---------- Records for the task

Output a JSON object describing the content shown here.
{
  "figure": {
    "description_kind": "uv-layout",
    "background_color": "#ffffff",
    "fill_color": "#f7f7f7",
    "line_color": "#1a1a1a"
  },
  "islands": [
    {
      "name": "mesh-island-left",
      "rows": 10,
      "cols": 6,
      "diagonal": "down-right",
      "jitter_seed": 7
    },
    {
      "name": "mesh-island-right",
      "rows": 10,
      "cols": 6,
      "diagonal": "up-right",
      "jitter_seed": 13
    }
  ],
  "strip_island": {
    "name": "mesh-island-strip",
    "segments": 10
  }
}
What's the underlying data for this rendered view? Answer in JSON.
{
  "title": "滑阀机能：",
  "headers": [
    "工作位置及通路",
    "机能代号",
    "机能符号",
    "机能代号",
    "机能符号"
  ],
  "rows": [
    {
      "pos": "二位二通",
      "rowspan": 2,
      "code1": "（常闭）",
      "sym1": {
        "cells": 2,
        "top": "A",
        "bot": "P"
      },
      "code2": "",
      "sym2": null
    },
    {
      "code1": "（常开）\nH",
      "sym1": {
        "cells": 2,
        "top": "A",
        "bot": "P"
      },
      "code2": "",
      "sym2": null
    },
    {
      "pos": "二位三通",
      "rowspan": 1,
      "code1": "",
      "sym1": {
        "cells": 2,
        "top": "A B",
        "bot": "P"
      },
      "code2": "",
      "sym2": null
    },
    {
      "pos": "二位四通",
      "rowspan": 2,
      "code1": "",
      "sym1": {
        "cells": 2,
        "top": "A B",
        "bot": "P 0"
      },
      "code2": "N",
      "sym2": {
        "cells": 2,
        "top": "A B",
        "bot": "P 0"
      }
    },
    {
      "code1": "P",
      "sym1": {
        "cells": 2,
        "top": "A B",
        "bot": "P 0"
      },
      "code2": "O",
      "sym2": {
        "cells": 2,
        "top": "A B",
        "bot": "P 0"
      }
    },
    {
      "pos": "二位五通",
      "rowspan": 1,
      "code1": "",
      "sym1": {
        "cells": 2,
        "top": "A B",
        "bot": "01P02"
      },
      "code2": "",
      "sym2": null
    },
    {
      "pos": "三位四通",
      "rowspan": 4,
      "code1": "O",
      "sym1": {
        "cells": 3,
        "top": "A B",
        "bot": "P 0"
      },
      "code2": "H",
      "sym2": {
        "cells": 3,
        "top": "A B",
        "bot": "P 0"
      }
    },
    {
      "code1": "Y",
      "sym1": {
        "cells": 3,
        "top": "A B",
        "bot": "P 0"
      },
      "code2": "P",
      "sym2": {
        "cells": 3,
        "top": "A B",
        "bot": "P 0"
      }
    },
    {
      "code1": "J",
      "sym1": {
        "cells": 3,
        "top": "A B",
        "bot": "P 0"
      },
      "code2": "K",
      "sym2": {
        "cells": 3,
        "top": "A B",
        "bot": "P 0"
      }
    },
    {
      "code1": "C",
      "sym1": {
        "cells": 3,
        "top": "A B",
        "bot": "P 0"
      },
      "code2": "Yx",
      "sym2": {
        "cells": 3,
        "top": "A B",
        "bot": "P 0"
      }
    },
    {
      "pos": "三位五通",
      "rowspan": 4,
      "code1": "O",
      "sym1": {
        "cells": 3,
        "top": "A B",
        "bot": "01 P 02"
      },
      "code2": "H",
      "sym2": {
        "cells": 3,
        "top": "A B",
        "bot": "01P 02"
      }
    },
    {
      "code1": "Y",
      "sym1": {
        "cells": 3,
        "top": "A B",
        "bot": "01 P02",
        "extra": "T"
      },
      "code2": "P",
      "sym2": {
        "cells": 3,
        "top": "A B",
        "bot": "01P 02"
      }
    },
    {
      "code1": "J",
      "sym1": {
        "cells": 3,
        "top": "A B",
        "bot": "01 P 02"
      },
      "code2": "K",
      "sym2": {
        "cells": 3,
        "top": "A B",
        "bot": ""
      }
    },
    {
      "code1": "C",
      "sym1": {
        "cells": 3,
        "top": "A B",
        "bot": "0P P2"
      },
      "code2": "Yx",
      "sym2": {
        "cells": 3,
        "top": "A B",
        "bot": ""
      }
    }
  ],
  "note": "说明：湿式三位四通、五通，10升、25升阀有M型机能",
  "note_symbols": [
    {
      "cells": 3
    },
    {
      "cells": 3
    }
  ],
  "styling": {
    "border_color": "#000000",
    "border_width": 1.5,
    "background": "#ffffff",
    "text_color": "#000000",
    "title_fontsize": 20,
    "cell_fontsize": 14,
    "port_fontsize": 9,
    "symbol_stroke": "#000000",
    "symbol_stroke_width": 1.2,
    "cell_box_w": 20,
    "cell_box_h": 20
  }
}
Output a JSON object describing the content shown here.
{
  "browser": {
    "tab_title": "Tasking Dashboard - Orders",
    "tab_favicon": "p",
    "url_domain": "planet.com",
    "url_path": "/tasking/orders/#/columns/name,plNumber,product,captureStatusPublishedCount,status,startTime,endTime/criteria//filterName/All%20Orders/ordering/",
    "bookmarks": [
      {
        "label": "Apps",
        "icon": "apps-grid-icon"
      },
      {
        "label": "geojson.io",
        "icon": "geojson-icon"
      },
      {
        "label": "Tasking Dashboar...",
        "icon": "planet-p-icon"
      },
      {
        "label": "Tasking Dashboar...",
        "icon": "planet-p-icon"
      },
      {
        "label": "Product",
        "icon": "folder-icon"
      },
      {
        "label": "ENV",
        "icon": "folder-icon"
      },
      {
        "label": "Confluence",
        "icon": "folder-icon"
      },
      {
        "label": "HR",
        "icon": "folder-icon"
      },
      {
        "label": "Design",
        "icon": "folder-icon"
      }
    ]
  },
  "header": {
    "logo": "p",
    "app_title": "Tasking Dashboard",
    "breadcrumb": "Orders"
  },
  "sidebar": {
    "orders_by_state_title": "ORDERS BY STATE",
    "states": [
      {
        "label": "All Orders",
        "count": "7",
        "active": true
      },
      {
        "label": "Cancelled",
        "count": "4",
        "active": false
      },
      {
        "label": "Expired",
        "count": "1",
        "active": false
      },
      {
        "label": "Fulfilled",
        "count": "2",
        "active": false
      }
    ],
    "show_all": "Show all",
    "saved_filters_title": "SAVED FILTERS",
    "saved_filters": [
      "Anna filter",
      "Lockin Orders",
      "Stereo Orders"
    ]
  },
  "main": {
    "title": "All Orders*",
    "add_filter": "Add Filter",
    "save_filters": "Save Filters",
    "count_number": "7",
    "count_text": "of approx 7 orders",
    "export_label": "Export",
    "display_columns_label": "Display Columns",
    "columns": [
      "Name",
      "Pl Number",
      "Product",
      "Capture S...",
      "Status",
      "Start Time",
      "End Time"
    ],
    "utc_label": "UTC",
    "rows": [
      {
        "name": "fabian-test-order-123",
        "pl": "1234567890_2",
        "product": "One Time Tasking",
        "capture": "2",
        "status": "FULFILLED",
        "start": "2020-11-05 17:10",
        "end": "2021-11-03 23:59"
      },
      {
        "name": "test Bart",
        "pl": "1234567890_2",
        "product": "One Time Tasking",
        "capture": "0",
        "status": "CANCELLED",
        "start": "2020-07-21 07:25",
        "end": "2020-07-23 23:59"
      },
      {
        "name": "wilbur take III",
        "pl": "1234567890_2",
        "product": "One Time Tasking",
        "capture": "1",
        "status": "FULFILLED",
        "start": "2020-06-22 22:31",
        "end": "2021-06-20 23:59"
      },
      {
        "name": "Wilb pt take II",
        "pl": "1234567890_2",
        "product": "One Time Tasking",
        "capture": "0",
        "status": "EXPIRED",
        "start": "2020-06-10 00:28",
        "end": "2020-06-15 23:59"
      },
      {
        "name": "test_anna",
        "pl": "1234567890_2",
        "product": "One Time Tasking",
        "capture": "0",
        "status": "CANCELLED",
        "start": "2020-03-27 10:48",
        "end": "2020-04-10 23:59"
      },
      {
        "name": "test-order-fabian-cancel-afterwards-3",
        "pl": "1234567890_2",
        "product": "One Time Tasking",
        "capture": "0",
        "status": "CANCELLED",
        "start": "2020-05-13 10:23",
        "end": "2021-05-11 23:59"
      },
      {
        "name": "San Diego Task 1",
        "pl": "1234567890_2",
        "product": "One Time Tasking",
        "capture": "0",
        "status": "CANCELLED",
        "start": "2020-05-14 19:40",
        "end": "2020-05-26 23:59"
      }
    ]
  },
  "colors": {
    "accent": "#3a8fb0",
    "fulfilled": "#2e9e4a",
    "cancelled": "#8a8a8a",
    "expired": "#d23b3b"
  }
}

--------------------

Exercise description
Leave out every line without the string "right" and copy the rest.

Complete output
      "diagonal": "down-right",
      "name": "mesh-island-right",
      "diagonal": "up-right",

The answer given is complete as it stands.